Please pull out every line that includes the string "shown".

Records for this task
++++
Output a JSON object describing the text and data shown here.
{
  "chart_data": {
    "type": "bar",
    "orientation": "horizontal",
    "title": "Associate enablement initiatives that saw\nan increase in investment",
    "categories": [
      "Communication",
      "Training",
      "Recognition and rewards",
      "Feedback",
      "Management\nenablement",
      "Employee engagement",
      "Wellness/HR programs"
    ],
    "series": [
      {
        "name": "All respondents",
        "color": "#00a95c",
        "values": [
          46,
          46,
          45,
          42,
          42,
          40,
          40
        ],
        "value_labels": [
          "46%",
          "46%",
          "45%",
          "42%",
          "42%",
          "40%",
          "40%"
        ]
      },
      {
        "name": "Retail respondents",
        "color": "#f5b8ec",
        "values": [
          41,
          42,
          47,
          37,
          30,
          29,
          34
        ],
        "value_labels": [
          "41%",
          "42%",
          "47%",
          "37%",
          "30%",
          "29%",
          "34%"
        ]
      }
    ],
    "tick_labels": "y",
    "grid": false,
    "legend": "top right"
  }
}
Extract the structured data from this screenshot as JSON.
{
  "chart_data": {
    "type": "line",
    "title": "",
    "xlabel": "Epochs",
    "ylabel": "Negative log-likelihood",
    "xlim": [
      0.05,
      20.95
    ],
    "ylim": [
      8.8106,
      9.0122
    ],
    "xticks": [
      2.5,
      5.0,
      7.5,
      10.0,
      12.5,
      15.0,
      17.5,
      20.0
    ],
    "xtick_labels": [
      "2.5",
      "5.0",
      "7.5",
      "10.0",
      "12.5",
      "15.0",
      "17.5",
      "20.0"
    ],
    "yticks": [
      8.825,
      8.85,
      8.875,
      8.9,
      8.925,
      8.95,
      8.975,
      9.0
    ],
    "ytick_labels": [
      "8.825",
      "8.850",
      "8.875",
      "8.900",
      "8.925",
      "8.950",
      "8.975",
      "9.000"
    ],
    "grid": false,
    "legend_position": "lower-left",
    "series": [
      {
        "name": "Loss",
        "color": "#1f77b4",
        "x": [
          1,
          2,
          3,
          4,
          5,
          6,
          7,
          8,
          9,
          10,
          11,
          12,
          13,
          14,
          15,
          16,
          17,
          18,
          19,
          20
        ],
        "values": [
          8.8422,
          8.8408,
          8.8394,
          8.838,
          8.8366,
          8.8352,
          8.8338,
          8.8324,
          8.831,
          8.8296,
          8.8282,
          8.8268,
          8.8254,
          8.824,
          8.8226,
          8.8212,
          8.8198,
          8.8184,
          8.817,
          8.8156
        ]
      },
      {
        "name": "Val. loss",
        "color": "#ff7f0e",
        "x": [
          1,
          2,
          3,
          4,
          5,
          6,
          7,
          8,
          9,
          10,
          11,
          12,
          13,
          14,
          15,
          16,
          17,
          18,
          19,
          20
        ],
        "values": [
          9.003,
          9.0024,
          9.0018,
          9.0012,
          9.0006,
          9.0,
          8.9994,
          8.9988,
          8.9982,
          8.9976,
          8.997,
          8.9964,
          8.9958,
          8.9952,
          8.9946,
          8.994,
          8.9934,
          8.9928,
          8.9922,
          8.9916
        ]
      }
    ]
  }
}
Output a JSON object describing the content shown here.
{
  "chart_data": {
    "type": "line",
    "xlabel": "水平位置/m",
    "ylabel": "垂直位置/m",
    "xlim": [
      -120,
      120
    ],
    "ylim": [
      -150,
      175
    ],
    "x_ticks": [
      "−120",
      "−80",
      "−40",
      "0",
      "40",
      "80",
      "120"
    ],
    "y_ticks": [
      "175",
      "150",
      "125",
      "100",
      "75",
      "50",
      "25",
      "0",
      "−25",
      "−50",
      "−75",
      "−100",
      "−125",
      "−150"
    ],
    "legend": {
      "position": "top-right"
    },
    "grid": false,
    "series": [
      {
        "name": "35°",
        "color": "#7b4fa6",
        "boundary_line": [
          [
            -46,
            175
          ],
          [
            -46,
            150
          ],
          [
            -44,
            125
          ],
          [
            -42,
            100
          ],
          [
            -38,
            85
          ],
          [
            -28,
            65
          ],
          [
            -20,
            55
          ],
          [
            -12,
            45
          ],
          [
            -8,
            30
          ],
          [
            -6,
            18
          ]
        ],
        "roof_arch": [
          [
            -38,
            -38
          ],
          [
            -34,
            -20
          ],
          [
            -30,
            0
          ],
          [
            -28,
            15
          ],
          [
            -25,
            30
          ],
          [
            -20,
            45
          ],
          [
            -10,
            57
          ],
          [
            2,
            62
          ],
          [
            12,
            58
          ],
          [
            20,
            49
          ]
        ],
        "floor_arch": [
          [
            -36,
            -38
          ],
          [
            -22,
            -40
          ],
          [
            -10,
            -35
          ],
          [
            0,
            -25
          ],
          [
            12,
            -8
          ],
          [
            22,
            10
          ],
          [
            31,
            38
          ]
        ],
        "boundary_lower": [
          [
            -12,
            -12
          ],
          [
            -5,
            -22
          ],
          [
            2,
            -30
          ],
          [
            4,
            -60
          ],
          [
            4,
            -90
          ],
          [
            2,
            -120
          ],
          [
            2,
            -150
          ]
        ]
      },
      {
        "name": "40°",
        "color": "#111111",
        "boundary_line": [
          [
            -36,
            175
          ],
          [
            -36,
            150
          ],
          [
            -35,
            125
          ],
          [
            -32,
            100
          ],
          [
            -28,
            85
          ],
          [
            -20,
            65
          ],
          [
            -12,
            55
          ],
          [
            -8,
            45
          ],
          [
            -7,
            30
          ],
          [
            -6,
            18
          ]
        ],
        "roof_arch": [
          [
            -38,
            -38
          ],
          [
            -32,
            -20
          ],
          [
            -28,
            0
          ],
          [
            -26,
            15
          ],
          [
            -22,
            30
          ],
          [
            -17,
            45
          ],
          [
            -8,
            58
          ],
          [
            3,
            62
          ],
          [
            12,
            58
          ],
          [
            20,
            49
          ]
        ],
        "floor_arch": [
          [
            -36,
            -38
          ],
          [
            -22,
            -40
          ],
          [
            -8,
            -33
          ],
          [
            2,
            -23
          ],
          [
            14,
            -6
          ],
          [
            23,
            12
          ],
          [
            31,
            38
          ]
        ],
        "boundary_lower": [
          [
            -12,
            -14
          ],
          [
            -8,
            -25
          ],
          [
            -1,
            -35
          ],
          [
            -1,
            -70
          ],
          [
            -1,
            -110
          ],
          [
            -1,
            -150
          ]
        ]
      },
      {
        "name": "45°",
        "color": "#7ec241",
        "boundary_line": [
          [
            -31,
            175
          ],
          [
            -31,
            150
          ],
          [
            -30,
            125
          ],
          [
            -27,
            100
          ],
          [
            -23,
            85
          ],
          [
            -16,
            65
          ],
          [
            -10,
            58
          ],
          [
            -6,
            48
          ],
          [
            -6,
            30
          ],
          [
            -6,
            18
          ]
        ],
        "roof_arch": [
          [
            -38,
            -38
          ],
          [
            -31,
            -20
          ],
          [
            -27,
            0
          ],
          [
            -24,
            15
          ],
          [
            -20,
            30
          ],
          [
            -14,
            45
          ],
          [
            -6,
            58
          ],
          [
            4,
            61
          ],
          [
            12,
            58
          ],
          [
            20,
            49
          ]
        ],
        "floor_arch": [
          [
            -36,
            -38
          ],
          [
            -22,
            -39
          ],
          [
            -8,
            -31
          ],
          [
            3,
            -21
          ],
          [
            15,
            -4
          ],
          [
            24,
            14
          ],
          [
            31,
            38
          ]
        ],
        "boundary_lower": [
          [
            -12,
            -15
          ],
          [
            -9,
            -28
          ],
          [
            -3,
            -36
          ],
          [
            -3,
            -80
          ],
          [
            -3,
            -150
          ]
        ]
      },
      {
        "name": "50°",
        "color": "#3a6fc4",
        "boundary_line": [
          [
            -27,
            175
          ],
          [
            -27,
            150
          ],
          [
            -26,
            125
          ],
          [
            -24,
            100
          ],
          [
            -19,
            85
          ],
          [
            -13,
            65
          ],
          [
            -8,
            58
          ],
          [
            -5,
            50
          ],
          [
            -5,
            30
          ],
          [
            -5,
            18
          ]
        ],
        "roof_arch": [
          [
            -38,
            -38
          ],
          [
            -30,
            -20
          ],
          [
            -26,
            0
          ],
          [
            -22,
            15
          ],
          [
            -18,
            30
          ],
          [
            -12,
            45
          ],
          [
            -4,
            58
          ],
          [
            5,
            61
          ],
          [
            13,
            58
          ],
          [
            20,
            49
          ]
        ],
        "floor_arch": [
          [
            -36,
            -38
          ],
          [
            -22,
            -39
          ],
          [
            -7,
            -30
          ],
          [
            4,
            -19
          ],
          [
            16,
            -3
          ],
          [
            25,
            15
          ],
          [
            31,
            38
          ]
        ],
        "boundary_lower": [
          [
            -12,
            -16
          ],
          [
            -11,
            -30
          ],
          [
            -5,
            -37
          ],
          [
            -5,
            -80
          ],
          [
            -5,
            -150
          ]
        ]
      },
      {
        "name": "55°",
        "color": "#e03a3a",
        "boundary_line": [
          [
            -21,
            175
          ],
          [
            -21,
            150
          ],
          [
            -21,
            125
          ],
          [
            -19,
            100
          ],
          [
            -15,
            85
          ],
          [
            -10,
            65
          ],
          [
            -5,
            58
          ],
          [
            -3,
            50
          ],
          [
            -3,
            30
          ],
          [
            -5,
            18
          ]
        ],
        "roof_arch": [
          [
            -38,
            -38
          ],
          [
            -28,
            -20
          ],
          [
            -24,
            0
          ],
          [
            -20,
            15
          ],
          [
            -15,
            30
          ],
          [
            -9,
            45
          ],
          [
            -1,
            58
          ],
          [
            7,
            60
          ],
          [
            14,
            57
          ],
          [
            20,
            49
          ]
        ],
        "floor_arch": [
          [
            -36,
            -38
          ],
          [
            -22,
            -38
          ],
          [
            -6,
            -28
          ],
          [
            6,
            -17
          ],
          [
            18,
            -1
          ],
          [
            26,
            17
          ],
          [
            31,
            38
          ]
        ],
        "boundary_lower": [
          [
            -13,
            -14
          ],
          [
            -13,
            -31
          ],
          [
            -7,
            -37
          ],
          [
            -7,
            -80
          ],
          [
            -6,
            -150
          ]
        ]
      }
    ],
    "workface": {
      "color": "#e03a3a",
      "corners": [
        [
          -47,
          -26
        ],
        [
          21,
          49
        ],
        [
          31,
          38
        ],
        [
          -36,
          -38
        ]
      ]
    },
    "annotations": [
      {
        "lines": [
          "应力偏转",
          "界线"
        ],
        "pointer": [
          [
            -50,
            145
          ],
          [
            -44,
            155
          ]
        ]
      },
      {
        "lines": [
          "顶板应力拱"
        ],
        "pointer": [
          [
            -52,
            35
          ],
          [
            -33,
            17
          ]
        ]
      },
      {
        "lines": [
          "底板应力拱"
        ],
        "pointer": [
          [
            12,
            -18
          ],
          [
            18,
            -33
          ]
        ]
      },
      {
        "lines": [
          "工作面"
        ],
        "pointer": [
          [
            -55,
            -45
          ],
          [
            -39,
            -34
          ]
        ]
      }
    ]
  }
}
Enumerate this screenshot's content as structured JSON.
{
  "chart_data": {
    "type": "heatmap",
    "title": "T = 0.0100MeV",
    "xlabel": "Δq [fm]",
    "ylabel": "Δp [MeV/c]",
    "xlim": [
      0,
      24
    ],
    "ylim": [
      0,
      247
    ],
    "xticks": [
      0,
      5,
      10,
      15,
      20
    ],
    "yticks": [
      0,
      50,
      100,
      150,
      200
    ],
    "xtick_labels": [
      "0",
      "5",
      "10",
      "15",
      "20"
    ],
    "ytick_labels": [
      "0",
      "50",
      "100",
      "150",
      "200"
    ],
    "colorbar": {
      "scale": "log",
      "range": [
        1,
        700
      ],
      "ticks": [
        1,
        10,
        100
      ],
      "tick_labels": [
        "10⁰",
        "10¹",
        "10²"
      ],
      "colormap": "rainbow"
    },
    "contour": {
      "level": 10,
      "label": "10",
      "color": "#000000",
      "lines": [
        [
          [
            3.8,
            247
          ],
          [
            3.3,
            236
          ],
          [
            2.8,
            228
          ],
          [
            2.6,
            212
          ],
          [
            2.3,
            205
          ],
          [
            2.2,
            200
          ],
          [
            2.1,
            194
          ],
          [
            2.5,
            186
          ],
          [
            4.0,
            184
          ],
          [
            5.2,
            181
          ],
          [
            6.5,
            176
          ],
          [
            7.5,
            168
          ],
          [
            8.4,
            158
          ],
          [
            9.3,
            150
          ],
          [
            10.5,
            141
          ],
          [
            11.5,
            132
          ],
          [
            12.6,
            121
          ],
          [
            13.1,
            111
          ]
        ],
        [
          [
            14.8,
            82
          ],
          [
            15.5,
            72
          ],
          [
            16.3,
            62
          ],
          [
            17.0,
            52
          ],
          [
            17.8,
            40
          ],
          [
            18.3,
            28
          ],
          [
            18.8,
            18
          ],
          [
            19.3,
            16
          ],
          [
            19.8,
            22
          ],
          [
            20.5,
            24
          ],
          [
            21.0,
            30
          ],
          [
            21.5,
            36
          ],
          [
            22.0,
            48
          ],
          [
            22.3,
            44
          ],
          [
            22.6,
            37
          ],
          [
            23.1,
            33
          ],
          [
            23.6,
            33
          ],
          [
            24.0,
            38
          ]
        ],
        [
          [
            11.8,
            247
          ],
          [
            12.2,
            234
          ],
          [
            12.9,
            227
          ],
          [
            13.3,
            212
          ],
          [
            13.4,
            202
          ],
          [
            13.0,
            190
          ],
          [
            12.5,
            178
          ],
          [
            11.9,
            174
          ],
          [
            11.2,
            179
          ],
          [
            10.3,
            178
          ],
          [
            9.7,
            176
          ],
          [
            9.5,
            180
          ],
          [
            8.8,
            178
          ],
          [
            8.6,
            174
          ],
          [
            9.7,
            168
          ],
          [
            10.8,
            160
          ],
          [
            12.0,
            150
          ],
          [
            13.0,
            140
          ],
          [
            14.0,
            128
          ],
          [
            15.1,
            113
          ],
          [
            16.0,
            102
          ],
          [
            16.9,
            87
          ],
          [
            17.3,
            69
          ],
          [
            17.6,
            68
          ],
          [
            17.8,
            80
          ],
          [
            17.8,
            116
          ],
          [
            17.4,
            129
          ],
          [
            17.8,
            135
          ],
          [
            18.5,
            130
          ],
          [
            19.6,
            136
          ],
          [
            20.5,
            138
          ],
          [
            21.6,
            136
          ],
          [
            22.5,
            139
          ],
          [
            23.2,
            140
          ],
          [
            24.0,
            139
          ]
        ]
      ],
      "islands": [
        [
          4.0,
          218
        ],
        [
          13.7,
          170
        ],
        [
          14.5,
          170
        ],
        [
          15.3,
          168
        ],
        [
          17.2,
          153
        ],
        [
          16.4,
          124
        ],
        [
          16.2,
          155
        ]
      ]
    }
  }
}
++++
Answer
Output a JSON object describing the text and data shown here.
Output a JSON object describing the content shown here.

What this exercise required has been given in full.